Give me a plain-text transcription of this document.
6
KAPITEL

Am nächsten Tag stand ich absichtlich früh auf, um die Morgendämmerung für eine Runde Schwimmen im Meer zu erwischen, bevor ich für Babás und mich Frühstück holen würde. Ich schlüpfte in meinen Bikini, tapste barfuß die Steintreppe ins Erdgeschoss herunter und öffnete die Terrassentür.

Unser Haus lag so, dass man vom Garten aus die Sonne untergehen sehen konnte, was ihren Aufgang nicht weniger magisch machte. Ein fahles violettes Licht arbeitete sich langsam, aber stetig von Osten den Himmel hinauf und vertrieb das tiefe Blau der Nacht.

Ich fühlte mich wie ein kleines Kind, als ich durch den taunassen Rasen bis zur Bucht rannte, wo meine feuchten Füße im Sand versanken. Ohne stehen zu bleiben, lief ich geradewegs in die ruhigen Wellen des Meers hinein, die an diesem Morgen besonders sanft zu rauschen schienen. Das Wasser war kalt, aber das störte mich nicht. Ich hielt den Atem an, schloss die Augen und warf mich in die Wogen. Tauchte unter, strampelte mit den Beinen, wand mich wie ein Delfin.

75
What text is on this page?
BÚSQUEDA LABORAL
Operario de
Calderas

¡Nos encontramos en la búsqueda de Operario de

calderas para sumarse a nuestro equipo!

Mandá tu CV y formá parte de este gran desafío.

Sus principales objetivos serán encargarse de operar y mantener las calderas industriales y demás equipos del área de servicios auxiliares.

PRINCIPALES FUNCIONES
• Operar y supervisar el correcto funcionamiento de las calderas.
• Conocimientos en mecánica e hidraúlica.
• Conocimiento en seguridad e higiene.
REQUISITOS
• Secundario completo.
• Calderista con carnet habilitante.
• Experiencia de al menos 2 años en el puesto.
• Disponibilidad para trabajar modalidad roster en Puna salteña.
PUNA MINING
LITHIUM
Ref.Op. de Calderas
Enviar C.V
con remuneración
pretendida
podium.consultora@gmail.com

**Exercise goal**
Repeat the data verbatim.

**Exercise answer**
Give me a plain-text transcription of this document.
6
KAPITEL

Am nächsten Tag stand ich absichtlich früh auf, um die Morgendämmerung für eine Runde Schwimmen im Meer zu erwischen, bevor ich für Babás und mich Frühstück holen würde. Ich schlüpfte in meinen Bikini, tapste barfuß die Steintreppe ins Erdgeschoss herunter und öffnete die Terrassentür.

Unser Haus lag so, dass man vom Garten aus die Sonne untergehen sehen konnte, was ihren Aufgang nicht weniger magisch machte. Ein fahles violettes Licht arbeitete sich langsam, aber stetig von Osten den Himmel hinauf und vertrieb das tiefe Blau der Nacht.

Ich fühlte mich wie ein kleines Kind, als ich durch den taunassen Rasen bis zur Bucht rannte, wo meine feuchten Füße im Sand versanken. Ohne stehen zu bleiben, lief ich geradewegs in die ruhigen Wellen des Meers hinein, die an diesem Morgen besonders sanft zu rauschen schienen. Das Wasser war kalt, aber das störte mich nicht. Ich hielt den Atem an, schloss die Augen und warf mich in die Wogen. Tauchte unter, strampelte mit den Beinen, wand mich wie ein Delfin.

75
What text is on this page?
BÚSQUEDA LABORAL
Operario de
Calderas

¡Nos encontramos en la búsqueda de Operario de

calderas para sumarse a nuestro equipo!

Mandá tu CV y formá parte de este gran desafío.

Sus principales objetivos serán encargarse de operar y mantener las calderas industriales y demás equipos del área de servicios auxiliares.

PRINCIPALES FUNCIONES
• Operar y supervisar el correcto funcionamiento de las calderas.
• Conocimientos en mecánica e hidraúlica.
• Conocimiento en seguridad e higiene.
REQUISITOS
• Secundario completo.
• Calderista con carnet habilitante.
• Experiencia de al menos 2 años en el puesto.
• Disponibilidad para trabajar modalidad roster en Puna salteña.
PUNA MINING
LITHIUM
Ref.Op. de Calderas
Enviar C.V
con remuneración
pretendida
podium.consultora@gmail.com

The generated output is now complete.